- _WHAT THE TASK REQUIRES_
From the entries below, count every line that contains the word "stats". Please give the number and nothing else.

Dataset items
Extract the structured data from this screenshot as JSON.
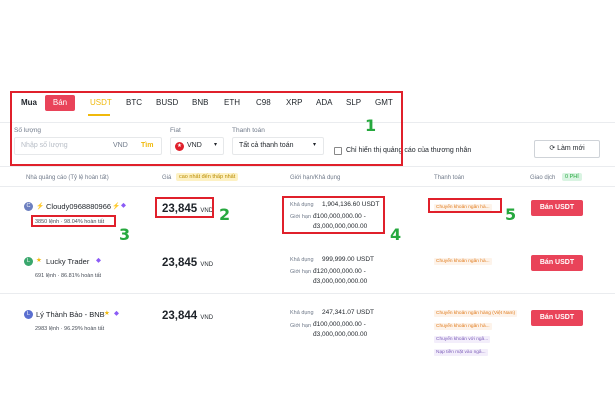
{
  "tabs": {
    "buy": "Mua",
    "sell": "Bán",
    "coins": [
      "USDT",
      "BTC",
      "BUSD",
      "BNB",
      "ETH",
      "C98",
      "XRP",
      "ADA",
      "SLP",
      "GMT"
    ]
  },
  "filters": {
    "amount_label": "Số lượng",
    "amount_placeholder": "Nhập số lượng",
    "amount_currency": "VND",
    "search_label": "Tìm",
    "fiat_label": "Fiat",
    "fiat_value": "VND",
    "payment_label": "Thanh toán",
    "payment_value": "Tất cả thanh toán",
    "checkbox_label": "Chỉ hiển thị quảng cáo của thương nhân",
    "refresh_label": "Làm mới"
  },
  "table": {
    "headers": {
      "advertiser": "Nhà quảng cáo (Tỷ lệ hoàn tất)",
      "price": "Giá",
      "price_badge": "cao nhất đến thấp nhất",
      "limit": "Giới hạn/Khả dụng",
      "payment": "Thanh toán",
      "trade": "Giao dịch",
      "trade_badge": "0 PHÍ"
    },
    "rows": [
      {
        "name": "Cloudy0968880966",
        "avatar": "C",
        "stats": "3850 lệnh · 98.04% hoàn tất",
        "price": "23,845",
        "currency": "VND",
        "available_label": "Khả dụng",
        "available": "1,904,136.60 USDT",
        "limit_label": "Giới hạn",
        "limit_min": "đ100,000,000.00 -",
        "limit_max": "đ3,000,000,000.00",
        "payments": [
          "Chuyển khoản ngân hà..."
        ],
        "button": "Bán USDT"
      },
      {
        "name": "Lucky Trader",
        "avatar": "L",
        "stats": "691 lệnh · 86.81% hoàn tất",
        "price": "23,845",
        "currency": "VND",
        "available_label": "Khả dụng",
        "available": "999,999.00 USDT",
        "limit_label": "Giới hạn",
        "limit_min": "đ120,000,000.00 -",
        "limit_max": "đ3,000,000,000.00",
        "payments": [
          "Chuyển khoản ngân hà..."
        ],
        "button": "Bán USDT"
      },
      {
        "name": "Lý Thành Bảo - BNB",
        "avatar": "L",
        "stats": "2983 lệnh · 96.29% hoàn tất",
        "price": "23,844",
        "currency": "VND",
        "available_label": "Khả dụng",
        "available": "247,341.07 USDT",
        "limit_label": "Giới hạn",
        "limit_min": "đ100,000,000.00 -",
        "limit_max": "đ3,000,000,000.00",
        "payments": [
          "Chuyển khoản ngân hàng (Việt Nam)",
          "Chuyển khoản ngân hà...",
          "Chuyển khoản với ngâ...",
          "Nạp tiền mặt vào ngâ..."
        ],
        "button": "Bán USDT"
      }
    ]
  },
  "annotations": [
    "1",
    "2",
    "3",
    "4",
    "5"
  ],
  "colors": {
    "accent": "#f0b90b",
    "sell": "#e94359",
    "annotation_box": "#e0202b",
    "annotation_number": "#26a83e"
  }
}
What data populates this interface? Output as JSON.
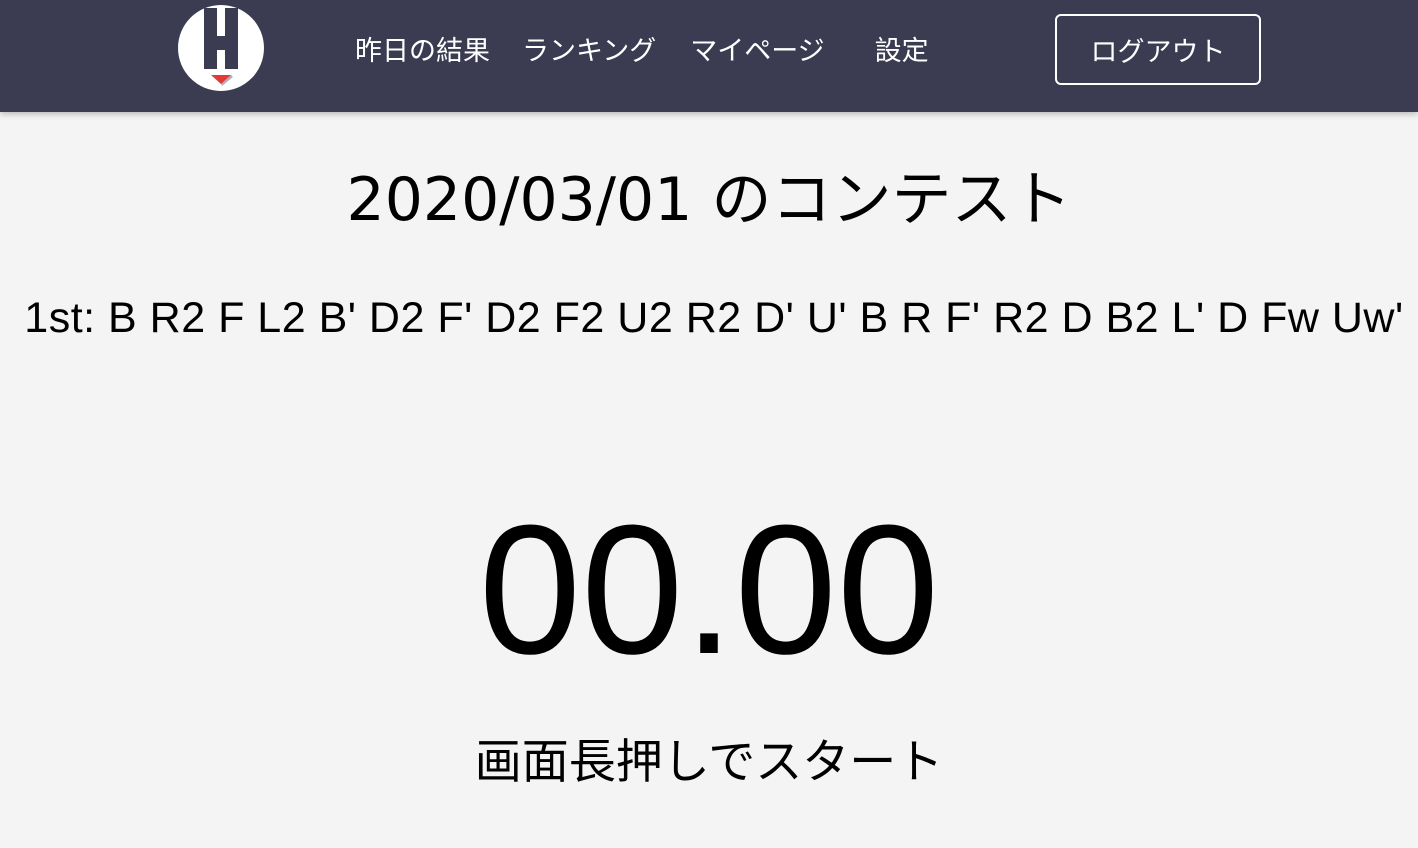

- _ANSWER TO THE PROBLEM_
3